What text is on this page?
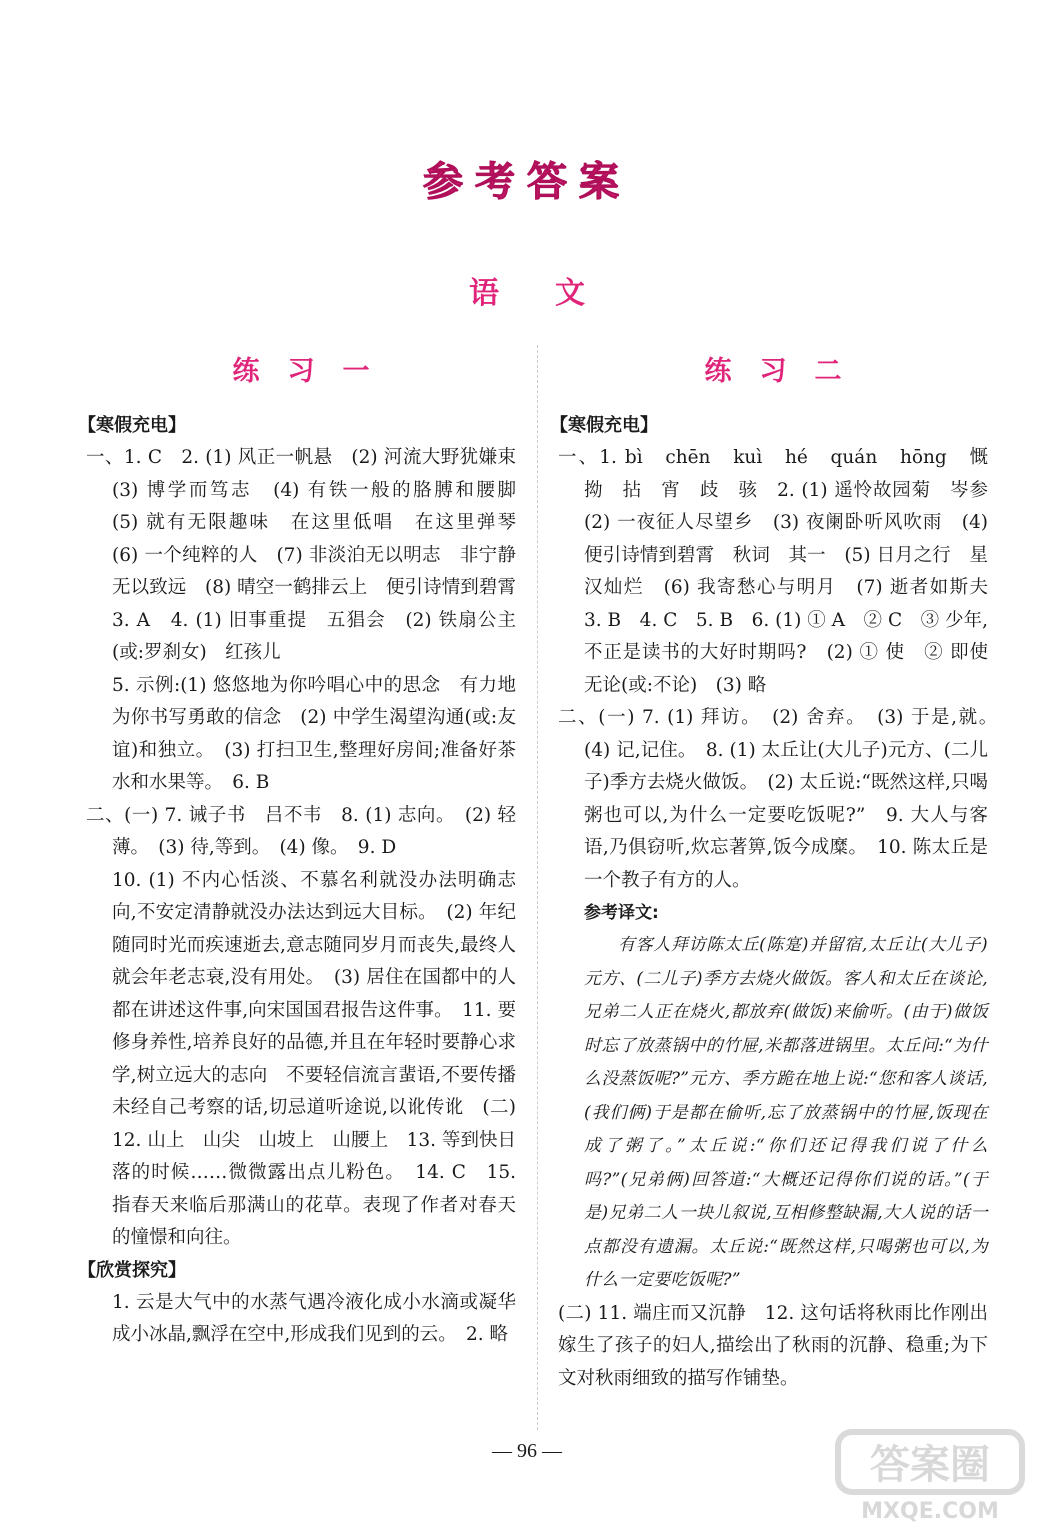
参考答案
语文
练习一
【寒假充电】

一、1. C　2. (1) 风正一帆悬　(2) 河流大野犹嫌束　(3) 博学而笃志　(4) 有铁一般的胳膊和腰脚　(5) 就有无限趣味　在这里低唱　在这里弹琴　(6) 一个纯粹的人　(7) 非淡泊无以明志　非宁静无以致远　(8) 晴空一鹤排云上　便引诗情到碧霄　3. A　4. (1) 旧事重提　五猖会　(2) 铁扇公主(或:罗刹女)　红孩儿

5. 示例:(1) 悠悠地为你吟唱心中的思念　有力地为你书写勇敢的信念　(2) 中学生渴望沟通(或:友谊)和独立。　(3) 打扫卫生,整理好房间;准备好茶水和水果等。　6. B

二、(一) 7. 诫子书　吕不韦　8. (1) 志向。　(2) 轻薄。　(3) 待,等到。　(4) 像。　9. D

10. (1) 不内心恬淡、不慕名利就没办法明确志向,不安定清静就没办法达到远大目标。　(2) 年纪随同时光而疾速逝去,意志随同岁月而丧失,最终人就会年老志衰,没有用处。　(3) 居住在国都中的人都在讲述这件事,向宋国国君报告这件事。　11. 要修身养性,培养良好的品德,并且在年轻时要静心求学,树立远大的志向　不要轻信流言蜚语,不要传播未经自己考察的话,切忌道听途说,以讹传讹　(二) 12. 山上　山尖　山坡上　山腰上　13. 等到快日落的时候……微微露出点儿粉色。　14. C　15. 指春天来临后那满山的花草。表现了作者对春天的憧憬和向往。

【欣赏探究】

1. 云是大气中的水蒸气遇冷液化成小水滴或凝华成小冰晶,飘浮在空中,形成我们见到的云。　2. 略

练习二
【寒假充电】

一、1. bì　chēn　kuì　hé　quán　hōng　慨　拗　拈　宵　歧　骇　2. (1) 遥怜故园菊　岑参　(2) 一夜征人尽望乡　(3) 夜阑卧听风吹雨　(4) 便引诗情到碧霄　秋词　其一　(5) 日月之行　星汉灿烂　(6) 我寄愁心与明月　(7) 逝者如斯夫　3. B　4. C　5. B　6. (1) ① A　② C　③ 少年,不正是读书的大好时期吗?　(2) ① 使　② 即使　无论(或:不论)　(3) 略

二、(一) 7. (1) 拜访。　(2) 舍弃。　(3) 于是,就。　(4) 记,记住。　8. (1) 太丘让(大儿子)元方、(二儿子)季方去烧火做饭。　(2) 太丘说:“既然这样,只喝粥也可以,为什么一定要吃饭呢?”　9. 大人与客语,乃俱窃听,炊忘著箅,饭今成糜。　10. 陈太丘是一个教子有方的人。

参考译文:

有客人拜访陈太丘(陈寔)并留宿,太丘让(大儿子)元方、(二儿子)季方去烧火做饭。客人和太丘在谈论,兄弟二人正在烧火,都放弃(做饭)来偷听。(由于)做饭时忘了放蒸锅中的竹屉,米都落进锅里。太丘问:“为什么没蒸饭呢?”元方、季方跪在地上说:“您和客人谈话,(我们俩)于是都在偷听,忘了放蒸锅中的竹屉,饭现在成了粥了。”太丘说:“你们还记得我们说了什么吗?”(兄弟俩)回答道:“大概还记得你们说的话。”(于是)兄弟二人一块儿叙说,互相修整缺漏,大人说的话一点都没有遗漏。太丘说:“既然这样,只喝粥也可以,为什么一定要吃饭呢?”

(二) 11. 端庄而又沉静　12. 这句话将秋雨比作刚出嫁生了孩子的妇人,描绘出了秋雨的沉静、稳重;为下文对秋雨细致的描写作铺垫。

— 96 —	答案圈
MXQE.COM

§ INSTRUCTION
Omit every picture, and otherwise quote the entries exactly.

§ SOLVED PROBLEM
What text is on this page?
参考答案
语文
练习一
【寒假充电】

一、1. C　2. (1) 风正一帆悬　(2) 河流大野犹嫌束　(3) 博学而笃志　(4) 有铁一般的胳膊和腰脚　(5) 就有无限趣味　在这里低唱　在这里弹琴　(6) 一个纯粹的人　(7) 非淡泊无以明志　非宁静无以致远　(8) 晴空一鹤排云上　便引诗情到碧霄　3. A　4. (1) 旧事重提　五猖会　(2) 铁扇公主(或:罗刹女)　红孩儿

5. 示例:(1) 悠悠地为你吟唱心中的思念　有力地为你书写勇敢的信念　(2) 中学生渴望沟通(或:友谊)和独立。　(3) 打扫卫生,整理好房间;准备好茶水和水果等。　6. B

二、(一) 7. 诫子书　吕不韦　8. (1) 志向。　(2) 轻薄。　(3) 待,等到。　(4) 像。　9. D

10. (1) 不内心恬淡、不慕名利就没办法明确志向,不安定清静就没办法达到远大目标。　(2) 年纪随同时光而疾速逝去,意志随同岁月而丧失,最终人就会年老志衰,没有用处。　(3) 居住在国都中的人都在讲述这件事,向宋国国君报告这件事。　11. 要修身养性,培养良好的品德,并且在年轻时要静心求学,树立远大的志向　不要轻信流言蜚语,不要传播未经自己考察的话,切忌道听途说,以讹传讹　(二) 12. 山上　山尖　山坡上　山腰上　13. 等到快日落的时候……微微露出点儿粉色。　14. C　15. 指春天来临后那满山的花草。表现了作者对春天的憧憬和向往。

【欣赏探究】

1. 云是大气中的水蒸气遇冷液化成小水滴或凝华成小冰晶,飘浮在空中,形成我们见到的云。　2. 略

练习二
【寒假充电】

一、1. bì　chēn　kuì　hé　quán　hōng　慨　拗　拈　宵　歧　骇　2. (1) 遥怜故园菊　岑参　(2) 一夜征人尽望乡　(3) 夜阑卧听风吹雨　(4) 便引诗情到碧霄　秋词　其一　(5) 日月之行　星汉灿烂　(6) 我寄愁心与明月　(7) 逝者如斯夫　3. B　4. C　5. B　6. (1) ① A　② C　③ 少年,不正是读书的大好时期吗?　(2) ① 使　② 即使　无论(或:不论)　(3) 略

二、(一) 7. (1) 拜访。　(2) 舍弃。　(3) 于是,就。　(4) 记,记住。　8. (1) 太丘让(大儿子)元方、(二儿子)季方去烧火做饭。　(2) 太丘说:“既然这样,只喝粥也可以,为什么一定要吃饭呢?”　9. 大人与客语,乃俱窃听,炊忘著箅,饭今成糜。　10. 陈太丘是一个教子有方的人。

参考译文:

有客人拜访陈太丘(陈寔)并留宿,太丘让(大儿子)元方、(二儿子)季方去烧火做饭。客人和太丘在谈论,兄弟二人正在烧火,都放弃(做饭)来偷听。(由于)做饭时忘了放蒸锅中的竹屉,米都落进锅里。太丘问:“为什么没蒸饭呢?”元方、季方跪在地上说:“您和客人谈话,(我们俩)于是都在偷听,忘了放蒸锅中的竹屉,饭现在成了粥了。”太丘说:“你们还记得我们说了什么吗?”(兄弟俩)回答道:“大概还记得你们说的话。”(于是)兄弟二人一块儿叙说,互相修整缺漏,大人说的话一点都没有遗漏。太丘说:“既然这样,只喝粥也可以,为什么一定要吃饭呢?”

(二) 11. 端庄而又沉静　12. 这句话将秋雨比作刚出嫁生了孩子的妇人,描绘出了秋雨的沉静、稳重;为下文对秋雨细致的描写作铺垫。

— 96 —	答案圈
MXQE.COM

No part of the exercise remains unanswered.